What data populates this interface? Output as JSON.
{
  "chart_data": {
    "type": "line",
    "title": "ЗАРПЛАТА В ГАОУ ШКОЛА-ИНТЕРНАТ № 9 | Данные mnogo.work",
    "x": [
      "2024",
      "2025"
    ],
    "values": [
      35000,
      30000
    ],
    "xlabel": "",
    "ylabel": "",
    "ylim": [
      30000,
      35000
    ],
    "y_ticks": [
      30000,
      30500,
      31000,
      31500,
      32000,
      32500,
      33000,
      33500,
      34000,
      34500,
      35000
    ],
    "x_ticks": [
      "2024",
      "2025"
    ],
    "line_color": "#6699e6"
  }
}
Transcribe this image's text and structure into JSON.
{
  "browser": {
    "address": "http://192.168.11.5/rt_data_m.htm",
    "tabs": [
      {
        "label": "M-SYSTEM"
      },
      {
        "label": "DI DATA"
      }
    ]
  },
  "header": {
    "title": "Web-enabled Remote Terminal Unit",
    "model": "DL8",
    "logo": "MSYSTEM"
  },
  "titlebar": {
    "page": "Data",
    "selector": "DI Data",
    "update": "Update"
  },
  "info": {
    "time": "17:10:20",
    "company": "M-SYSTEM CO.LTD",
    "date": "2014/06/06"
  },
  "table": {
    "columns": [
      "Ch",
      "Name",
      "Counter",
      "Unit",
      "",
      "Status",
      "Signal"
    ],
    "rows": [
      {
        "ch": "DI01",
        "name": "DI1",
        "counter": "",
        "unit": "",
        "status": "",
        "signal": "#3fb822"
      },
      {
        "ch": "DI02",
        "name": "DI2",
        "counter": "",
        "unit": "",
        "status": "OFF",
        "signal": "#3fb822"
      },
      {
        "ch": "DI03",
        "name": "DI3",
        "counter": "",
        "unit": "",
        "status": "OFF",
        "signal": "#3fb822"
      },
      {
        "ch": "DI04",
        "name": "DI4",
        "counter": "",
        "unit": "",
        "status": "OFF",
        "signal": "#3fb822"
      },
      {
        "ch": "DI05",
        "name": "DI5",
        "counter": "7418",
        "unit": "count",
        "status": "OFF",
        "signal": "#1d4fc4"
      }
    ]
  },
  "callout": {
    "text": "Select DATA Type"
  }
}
___
◆ DIRECTION: Each line of the material should be echoed exactly.

◆ ANSWER FOR THE TASK:
What data populates this interface? Output as JSON.
{
  "chart_data": {
    "type": "line",
    "title": "ЗАРПЛАТА В ГАОУ ШКОЛА-ИНТЕРНАТ № 9 | Данные mnogo.work",
    "x": [
      "2024",
      "2025"
    ],
    "values": [
      35000,
      30000
    ],
    "xlabel": "",
    "ylabel": "",
    "ylim": [
      30000,
      35000
    ],
    "y_ticks": [
      30000,
      30500,
      31000,
      31500,
      32000,
      32500,
      33000,
      33500,
      34000,
      34500,
      35000
    ],
    "x_ticks": [
      "2024",
      "2025"
    ],
    "line_color": "#6699e6"
  }
}
Transcribe this image's text and structure into JSON.
{
  "browser": {
    "address": "http://192.168.11.5/rt_data_m.htm",
    "tabs": [
      {
        "label": "M-SYSTEM"
      },
      {
        "label": "DI DATA"
      }
    ]
  },
  "header": {
    "title": "Web-enabled Remote Terminal Unit",
    "model": "DL8",
    "logo": "MSYSTEM"
  },
  "titlebar": {
    "page": "Data",
    "selector": "DI Data",
    "update": "Update"
  },
  "info": {
    "time": "17:10:20",
    "company": "M-SYSTEM CO.LTD",
    "date": "2014/06/06"
  },
  "table": {
    "columns": [
      "Ch",
      "Name",
      "Counter",
      "Unit",
      "",
      "Status",
      "Signal"
    ],
    "rows": [
      {
        "ch": "DI01",
        "name": "DI1",
        "counter": "",
        "unit": "",
        "status": "",
        "signal": "#3fb822"
      },
      {
        "ch": "DI02",
        "name": "DI2",
        "counter": "",
        "unit": "",
        "status": "OFF",
        "signal": "#3fb822"
      },
      {
        "ch": "DI03",
        "name": "DI3",
        "counter": "",
        "unit": "",
        "status": "OFF",
        "signal": "#3fb822"
      },
      {
        "ch": "DI04",
        "name": "DI4",
        "counter": "",
        "unit": "",
        "status": "OFF",
        "signal": "#3fb822"
      },
      {
        "ch": "DI05",
        "name": "DI5",
        "counter": "7418",
        "unit": "count",
        "status": "OFF",
        "signal": "#1d4fc4"
      }
    ]
  },
  "callout": {
    "text": "Select DATA Type"
  }
}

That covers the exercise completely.